The records below must be written out exactly, with every picture left behind.

- **Data records**
* start *

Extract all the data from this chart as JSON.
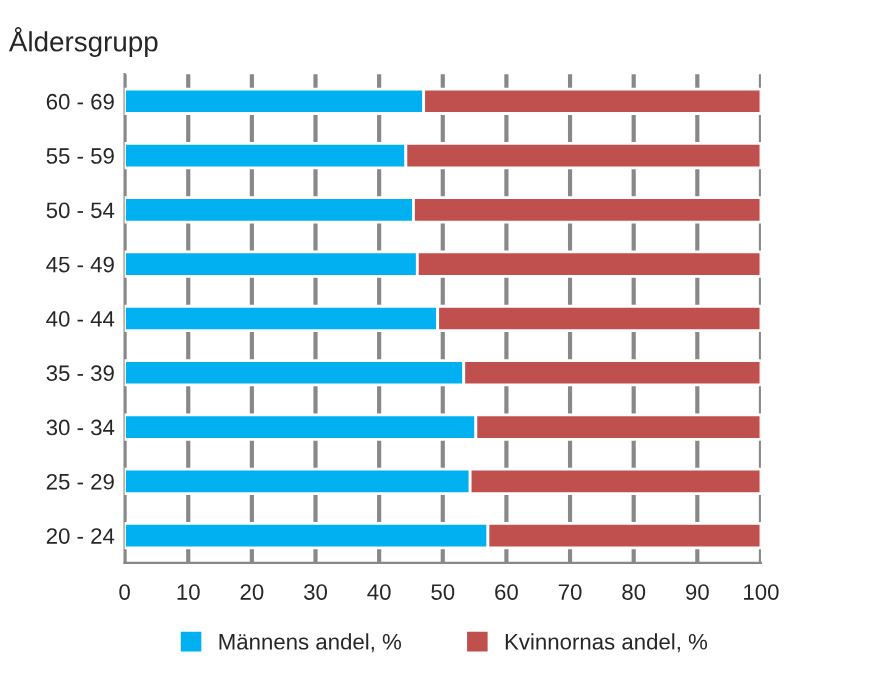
{
  "chart_data": {
    "type": "bar",
    "orientation": "horizontal",
    "stacked": true,
    "ylabel": "Åldersgrupp",
    "categories": [
      "60 - 69",
      "55 - 59",
      "50 - 54",
      "45 - 49",
      "40 - 44",
      "35 - 39",
      "30 - 34",
      "25 - 29",
      "20 - 24"
    ],
    "series": [
      {
        "name": "Männens andel, %",
        "color": "#00b0f0",
        "values": [
          47,
          44.2,
          45.4,
          46,
          49.2,
          53.3,
          55.2,
          54.3,
          57.1
        ]
      },
      {
        "name": "Kvinnornas andel, %",
        "color": "#c0504d",
        "values": [
          53,
          55.8,
          54.6,
          54,
          50.8,
          46.7,
          44.8,
          45.7,
          42.9
        ]
      }
    ],
    "xlim": [
      0,
      100
    ],
    "xticks": [
      0,
      10,
      20,
      30,
      40,
      50,
      60,
      70,
      80,
      90,
      100
    ],
    "grid": "x",
    "legend": "bottom"
  }
}
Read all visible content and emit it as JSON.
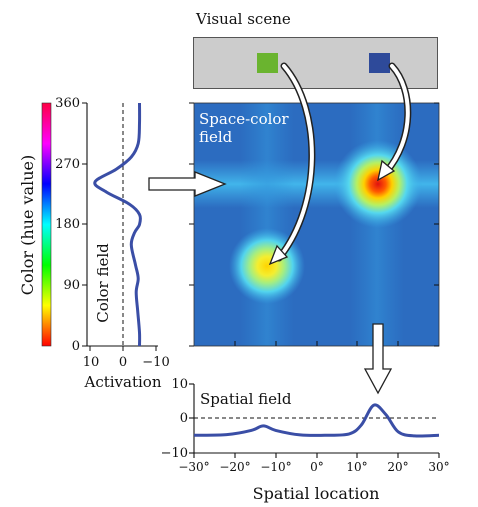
{
  "visual_scene": {
    "title": "Visual scene",
    "left_square_color": "#6ab42f",
    "right_square_color": "#2e4a9a"
  },
  "color_field": {
    "title": "Color field",
    "ylabel": "Color (hue value)",
    "xlabel": "Activation",
    "yticks": [
      "0",
      "90",
      "180",
      "270",
      "360"
    ],
    "xticks": [
      "10",
      "0",
      "−10"
    ]
  },
  "space_color_field": {
    "title_line1": "Space-color",
    "title_line2": "field"
  },
  "spatial_field": {
    "title": "Spatial field",
    "xlabel": "Spatial location",
    "yticks": [
      "10",
      "0",
      "−10"
    ],
    "xticks": [
      "−30°",
      "−20°",
      "−10°",
      "0°",
      "10°",
      "20°",
      "30°"
    ]
  },
  "chart_data": [
    {
      "type": "line",
      "name": "color-field-activation",
      "ylabel": "Color (hue value)",
      "xlabel": "Activation",
      "ylim": [
        0,
        360
      ],
      "xlim": [
        10,
        -10
      ],
      "points": [
        [
          -5.0,
          360
        ],
        [
          -5.0,
          330
        ],
        [
          -4.6,
          300
        ],
        [
          -2.5,
          280
        ],
        [
          2.0,
          262
        ],
        [
          8.5,
          243
        ],
        [
          5.0,
          228
        ],
        [
          -2.0,
          210
        ],
        [
          -5.0,
          195
        ],
        [
          -5.0,
          180
        ],
        [
          -3.5,
          168
        ],
        [
          -2.5,
          150
        ],
        [
          -3.8,
          120
        ],
        [
          -4.6,
          100
        ],
        [
          -4.0,
          80
        ],
        [
          -4.5,
          50
        ],
        [
          -5.0,
          20
        ],
        [
          -5.0,
          0
        ]
      ]
    },
    {
      "type": "line",
      "name": "spatial-field-activation",
      "xlabel": "Spatial location",
      "xlim": [
        -30,
        30
      ],
      "ylim": [
        -10,
        10
      ],
      "points": [
        [
          -30,
          -5.0
        ],
        [
          -22,
          -4.8
        ],
        [
          -16,
          -3.6
        ],
        [
          -13,
          -2.3
        ],
        [
          -10,
          -3.6
        ],
        [
          -4,
          -4.9
        ],
        [
          2,
          -5.0
        ],
        [
          8,
          -4.6
        ],
        [
          11,
          -2.0
        ],
        [
          14,
          3.7
        ],
        [
          17,
          1.0
        ],
        [
          20,
          -4.0
        ],
        [
          24,
          -5.2
        ],
        [
          30,
          -5.0
        ]
      ]
    },
    {
      "type": "heatmap",
      "name": "space-color-field",
      "xlim": [
        -30,
        30
      ],
      "ylim": [
        0,
        360
      ],
      "peaks": [
        {
          "x": -13,
          "hue": 120,
          "amplitude": 0.75,
          "color": "#ffee22"
        },
        {
          "x": 14,
          "hue": 240,
          "amplitude": 1.0,
          "color": "#ee2222"
        }
      ]
    }
  ]
}
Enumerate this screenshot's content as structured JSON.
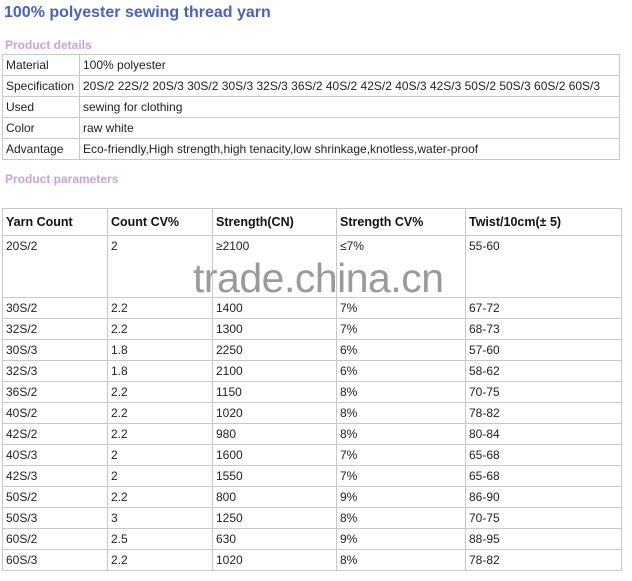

* end *

- **Output of the exercise**
Extract all the data from this chart as JSON.
{
  "chart_data": {
    "type": "bar",
    "orientation": "horizontal",
    "stacked": true,
    "ylabel": "Åldersgrupp",
    "categories": [
      "60 - 69",
      "55 - 59",
      "50 - 54",
      "45 - 49",
      "40 - 44",
      "35 - 39",
      "30 - 34",
      "25 - 29",
      "20 - 24"
    ],
    "series": [
      {
        "name": "Männens andel, %",
        "color": "#00b0f0",
        "values": [
          47,
          44.2,
          45.4,
          46,
          49.2,
          53.3,
          55.2,
          54.3,
          57.1
        ]
      },
      {
        "name": "Kvinnornas andel, %",
        "color": "#c0504d",
        "values": [
          53,
          55.8,
          54.6,
          54,
          50.8,
          46.7,
          44.8,
          45.7,
          42.9
        ]
      }
    ],
    "xlim": [
      0,
      100
    ],
    "xticks": [
      0,
      10,
      20,
      30,
      40,
      50,
      60,
      70,
      80,
      90,
      100
    ],
    "grid": "x",
    "legend": "bottom"
  }
}
Read all visible content and emit it as JSON.
{
  "visual_scene": {
    "title": "Visual scene",
    "left_square_color": "#6ab42f",
    "right_square_color": "#2e4a9a"
  },
  "color_field": {
    "title": "Color field",
    "ylabel": "Color (hue value)",
    "xlabel": "Activation",
    "yticks": [
      "0",
      "90",
      "180",
      "270",
      "360"
    ],
    "xticks": [
      "10",
      "0",
      "−10"
    ]
  },
  "space_color_field": {
    "title_line1": "Space-color",
    "title_line2": "field"
  },
  "spatial_field": {
    "title": "Spatial field",
    "xlabel": "Spatial location",
    "yticks": [
      "10",
      "0",
      "−10"
    ],
    "xticks": [
      "−30°",
      "−20°",
      "−10°",
      "0°",
      "10°",
      "20°",
      "30°"
    ]
  },
  "chart_data": [
    {
      "type": "line",
      "name": "color-field-activation",
      "ylabel": "Color (hue value)",
      "xlabel": "Activation",
      "ylim": [
        0,
        360
      ],
      "xlim": [
        10,
        -10
      ],
      "points": [
        [
          -5.0,
          360
        ],
        [
          -5.0,
          330
        ],
        [
          -4.6,
          300
        ],
        [
          -2.5,
          280
        ],
        [
          2.0,
          262
        ],
        [
          8.5,
          243
        ],
        [
          5.0,
          228
        ],
        [
          -2.0,
          210
        ],
        [
          -5.0,
          195
        ],
        [
          -5.0,
          180
        ],
        [
          -3.5,
          168
        ],
        [
          -2.5,
          150
        ],
        [
          -3.8,
          120
        ],
        [
          -4.6,
          100
        ],
        [
          -4.0,
          80
        ],
        [
          -4.5,
          50
        ],
        [
          -5.0,
          20
        ],
        [
          -5.0,
          0
        ]
      ]
    },
    {
      "type": "line",
      "name": "spatial-field-activation",
      "xlabel": "Spatial location",
      "xlim": [
        -30,
        30
      ],
      "ylim": [
        -10,
        10
      ],
      "points": [
        [
          -30,
          -5.0
        ],
        [
          -22,
          -4.8
        ],
        [
          -16,
          -3.6
        ],
        [
          -13,
          -2.3
        ],
        [
          -10,
          -3.6
        ],
        [
          -4,
          -4.9
        ],
        [
          2,
          -5.0
        ],
        [
          8,
          -4.6
        ],
        [
          11,
          -2.0
        ],
        [
          14,
          3.7
        ],
        [
          17,
          1.0
        ],
        [
          20,
          -4.0
        ],
        [
          24,
          -5.2
        ],
        [
          30,
          -5.0
        ]
      ]
    },
    {
      "type": "heatmap",
      "name": "space-color-field",
      "xlim": [
        -30,
        30
      ],
      "ylim": [
        0,
        360
      ],
      "peaks": [
        {
          "x": -13,
          "hue": 120,
          "amplitude": 0.75,
          "color": "#ffee22"
        },
        {
          "x": 14,
          "hue": 240,
          "amplitude": 1.0,
          "color": "#ee2222"
        }
      ]
    }
  ]
}
Enumerate this screenshot's content as structured JSON.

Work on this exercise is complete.